===== Materials provided
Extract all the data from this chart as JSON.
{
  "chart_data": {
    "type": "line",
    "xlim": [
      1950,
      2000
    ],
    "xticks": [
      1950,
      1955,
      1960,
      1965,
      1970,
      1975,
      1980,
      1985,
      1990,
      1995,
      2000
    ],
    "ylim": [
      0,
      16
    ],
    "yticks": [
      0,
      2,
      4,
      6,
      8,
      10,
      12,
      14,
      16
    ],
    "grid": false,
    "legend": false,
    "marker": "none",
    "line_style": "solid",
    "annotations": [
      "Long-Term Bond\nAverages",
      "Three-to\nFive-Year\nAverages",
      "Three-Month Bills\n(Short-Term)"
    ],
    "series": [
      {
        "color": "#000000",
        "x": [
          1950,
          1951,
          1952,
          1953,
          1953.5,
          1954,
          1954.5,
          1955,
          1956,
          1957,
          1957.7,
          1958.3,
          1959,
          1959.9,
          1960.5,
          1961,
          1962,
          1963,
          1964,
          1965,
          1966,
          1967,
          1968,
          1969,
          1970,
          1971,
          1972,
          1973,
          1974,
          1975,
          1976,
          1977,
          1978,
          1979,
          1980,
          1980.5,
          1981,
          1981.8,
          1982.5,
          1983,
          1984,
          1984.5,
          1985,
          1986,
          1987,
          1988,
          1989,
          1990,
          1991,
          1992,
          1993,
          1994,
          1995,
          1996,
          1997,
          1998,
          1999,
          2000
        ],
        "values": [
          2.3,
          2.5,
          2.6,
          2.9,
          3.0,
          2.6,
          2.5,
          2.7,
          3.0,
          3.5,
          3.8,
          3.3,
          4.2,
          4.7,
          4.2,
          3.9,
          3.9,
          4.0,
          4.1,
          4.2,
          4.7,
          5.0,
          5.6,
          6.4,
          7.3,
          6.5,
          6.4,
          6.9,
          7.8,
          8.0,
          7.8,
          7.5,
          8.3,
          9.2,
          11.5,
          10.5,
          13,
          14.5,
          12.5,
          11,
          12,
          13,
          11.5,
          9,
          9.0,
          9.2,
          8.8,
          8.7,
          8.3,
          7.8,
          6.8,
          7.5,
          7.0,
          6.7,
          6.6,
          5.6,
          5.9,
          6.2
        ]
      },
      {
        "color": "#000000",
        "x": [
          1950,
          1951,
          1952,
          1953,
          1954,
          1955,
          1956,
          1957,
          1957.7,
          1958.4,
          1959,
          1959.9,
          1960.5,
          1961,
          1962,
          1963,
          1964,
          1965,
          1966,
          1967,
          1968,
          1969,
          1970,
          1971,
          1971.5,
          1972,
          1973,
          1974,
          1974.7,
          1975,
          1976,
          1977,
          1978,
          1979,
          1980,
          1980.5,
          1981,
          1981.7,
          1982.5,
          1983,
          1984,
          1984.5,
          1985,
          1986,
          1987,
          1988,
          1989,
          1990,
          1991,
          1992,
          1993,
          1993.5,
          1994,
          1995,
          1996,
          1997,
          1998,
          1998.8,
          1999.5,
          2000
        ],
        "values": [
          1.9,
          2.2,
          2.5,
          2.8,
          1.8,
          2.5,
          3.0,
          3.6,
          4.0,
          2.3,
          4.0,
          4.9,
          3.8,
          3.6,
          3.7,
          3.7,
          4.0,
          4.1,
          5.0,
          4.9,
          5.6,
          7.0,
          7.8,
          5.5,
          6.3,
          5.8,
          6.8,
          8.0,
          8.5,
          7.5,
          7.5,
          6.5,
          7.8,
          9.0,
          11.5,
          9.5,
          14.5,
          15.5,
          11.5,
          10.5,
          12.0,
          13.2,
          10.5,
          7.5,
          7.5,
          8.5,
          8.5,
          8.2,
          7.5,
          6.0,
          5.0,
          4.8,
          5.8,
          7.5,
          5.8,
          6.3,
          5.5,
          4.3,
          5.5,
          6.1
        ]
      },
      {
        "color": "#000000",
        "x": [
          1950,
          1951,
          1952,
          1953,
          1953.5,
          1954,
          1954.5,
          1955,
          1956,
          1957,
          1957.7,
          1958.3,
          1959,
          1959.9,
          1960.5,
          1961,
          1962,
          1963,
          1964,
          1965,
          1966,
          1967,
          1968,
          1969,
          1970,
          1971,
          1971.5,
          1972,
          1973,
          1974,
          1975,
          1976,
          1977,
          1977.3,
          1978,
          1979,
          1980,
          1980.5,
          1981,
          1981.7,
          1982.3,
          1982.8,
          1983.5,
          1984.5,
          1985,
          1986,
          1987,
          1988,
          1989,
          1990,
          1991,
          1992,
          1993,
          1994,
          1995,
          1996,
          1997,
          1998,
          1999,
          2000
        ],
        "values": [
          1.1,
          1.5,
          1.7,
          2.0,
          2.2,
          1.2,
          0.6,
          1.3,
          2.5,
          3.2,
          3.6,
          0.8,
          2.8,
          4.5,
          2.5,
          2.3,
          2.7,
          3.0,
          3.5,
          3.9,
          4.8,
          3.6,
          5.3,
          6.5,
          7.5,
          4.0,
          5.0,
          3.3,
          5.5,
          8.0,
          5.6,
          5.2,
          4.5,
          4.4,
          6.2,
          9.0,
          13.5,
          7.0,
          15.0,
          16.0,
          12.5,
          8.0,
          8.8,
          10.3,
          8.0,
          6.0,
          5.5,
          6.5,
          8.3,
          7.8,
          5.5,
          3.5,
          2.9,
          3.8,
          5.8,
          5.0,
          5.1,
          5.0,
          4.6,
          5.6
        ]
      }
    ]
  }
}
==========
Brief:
Extract every record. Keep wording exact.

Task solution:
Extract all the data from this chart as JSON.
{
  "chart_data": {
    "type": "line",
    "xlim": [
      1950,
      2000
    ],
    "xticks": [
      1950,
      1955,
      1960,
      1965,
      1970,
      1975,
      1980,
      1985,
      1990,
      1995,
      2000
    ],
    "ylim": [
      0,
      16
    ],
    "yticks": [
      0,
      2,
      4,
      6,
      8,
      10,
      12,
      14,
      16
    ],
    "grid": false,
    "legend": false,
    "marker": "none",
    "line_style": "solid",
    "annotations": [
      "Long-Term Bond\nAverages",
      "Three-to\nFive-Year\nAverages",
      "Three-Month Bills\n(Short-Term)"
    ],
    "series": [
      {
        "color": "#000000",
        "x": [
          1950,
          1951,
          1952,
          1953,
          1953.5,
          1954,
          1954.5,
          1955,
          1956,
          1957,
          1957.7,
          1958.3,
          1959,
          1959.9,
          1960.5,
          1961,
          1962,
          1963,
          1964,
          1965,
          1966,
          1967,
          1968,
          1969,
          1970,
          1971,
          1972,
          1973,
          1974,
          1975,
          1976,
          1977,
          1978,
          1979,
          1980,
          1980.5,
          1981,
          1981.8,
          1982.5,
          1983,
          1984,
          1984.5,
          1985,
          1986,
          1987,
          1988,
          1989,
          1990,
          1991,
          1992,
          1993,
          1994,
          1995,
          1996,
          1997,
          1998,
          1999,
          2000
        ],
        "values": [
          2.3,
          2.5,
          2.6,
          2.9,
          3.0,
          2.6,
          2.5,
          2.7,
          3.0,
          3.5,
          3.8,
          3.3,
          4.2,
          4.7,
          4.2,
          3.9,
          3.9,
          4.0,
          4.1,
          4.2,
          4.7,
          5.0,
          5.6,
          6.4,
          7.3,
          6.5,
          6.4,
          6.9,
          7.8,
          8.0,
          7.8,
          7.5,
          8.3,
          9.2,
          11.5,
          10.5,
          13,
          14.5,
          12.5,
          11,
          12,
          13,
          11.5,
          9,
          9.0,
          9.2,
          8.8,
          8.7,
          8.3,
          7.8,
          6.8,
          7.5,
          7.0,
          6.7,
          6.6,
          5.6,
          5.9,
          6.2
        ]
      },
      {
        "color": "#000000",
        "x": [
          1950,
          1951,
          1952,
          1953,
          1954,
          1955,
          1956,
          1957,
          1957.7,
          1958.4,
          1959,
          1959.9,
          1960.5,
          1961,
          1962,
          1963,
          1964,
          1965,
          1966,
          1967,
          1968,
          1969,
          1970,
          1971,
          1971.5,
          1972,
          1973,
          1974,
          1974.7,
          1975,
          1976,
          1977,
          1978,
          1979,
          1980,
          1980.5,
          1981,
          1981.7,
          1982.5,
          1983,
          1984,
          1984.5,
          1985,
          1986,
          1987,
          1988,
          1989,
          1990,
          1991,
          1992,
          1993,
          1993.5,
          1994,
          1995,
          1996,
          1997,
          1998,
          1998.8,
          1999.5,
          2000
        ],
        "values": [
          1.9,
          2.2,
          2.5,
          2.8,
          1.8,
          2.5,
          3.0,
          3.6,
          4.0,
          2.3,
          4.0,
          4.9,
          3.8,
          3.6,
          3.7,
          3.7,
          4.0,
          4.1,
          5.0,
          4.9,
          5.6,
          7.0,
          7.8,
          5.5,
          6.3,
          5.8,
          6.8,
          8.0,
          8.5,
          7.5,
          7.5,
          6.5,
          7.8,
          9.0,
          11.5,
          9.5,
          14.5,
          15.5,
          11.5,
          10.5,
          12.0,
          13.2,
          10.5,
          7.5,
          7.5,
          8.5,
          8.5,
          8.2,
          7.5,
          6.0,
          5.0,
          4.8,
          5.8,
          7.5,
          5.8,
          6.3,
          5.5,
          4.3,
          5.5,
          6.1
        ]
      },
      {
        "color": "#000000",
        "x": [
          1950,
          1951,
          1952,
          1953,
          1953.5,
          1954,
          1954.5,
          1955,
          1956,
          1957,
          1957.7,
          1958.3,
          1959,
          1959.9,
          1960.5,
          1961,
          1962,
          1963,
          1964,
          1965,
          1966,
          1967,
          1968,
          1969,
          1970,
          1971,
          1971.5,
          1972,
          1973,
          1974,
          1975,
          1976,
          1977,
          1977.3,
          1978,
          1979,
          1980,
          1980.5,
          1981,
          1981.7,
          1982.3,
          1982.8,
          1983.5,
          1984.5,
          1985,
          1986,
          1987,
          1988,
          1989,
          1990,
          1991,
          1992,
          1993,
          1994,
          1995,
          1996,
          1997,
          1998,
          1999,
          2000
        ],
        "values": [
          1.1,
          1.5,
          1.7,
          2.0,
          2.2,
          1.2,
          0.6,
          1.3,
          2.5,
          3.2,
          3.6,
          0.8,
          2.8,
          4.5,
          2.5,
          2.3,
          2.7,
          3.0,
          3.5,
          3.9,
          4.8,
          3.6,
          5.3,
          6.5,
          7.5,
          4.0,
          5.0,
          3.3,
          5.5,
          8.0,
          5.6,
          5.2,
          4.5,
          4.4,
          6.2,
          9.0,
          13.5,
          7.0,
          15.0,
          16.0,
          12.5,
          8.0,
          8.8,
          10.3,
          8.0,
          6.0,
          5.5,
          6.5,
          8.3,
          7.8,
          5.5,
          3.5,
          2.9,
          3.8,
          5.8,
          5.0,
          5.1,
          5.0,
          4.6,
          5.6
        ]
      }
    ]
  }
}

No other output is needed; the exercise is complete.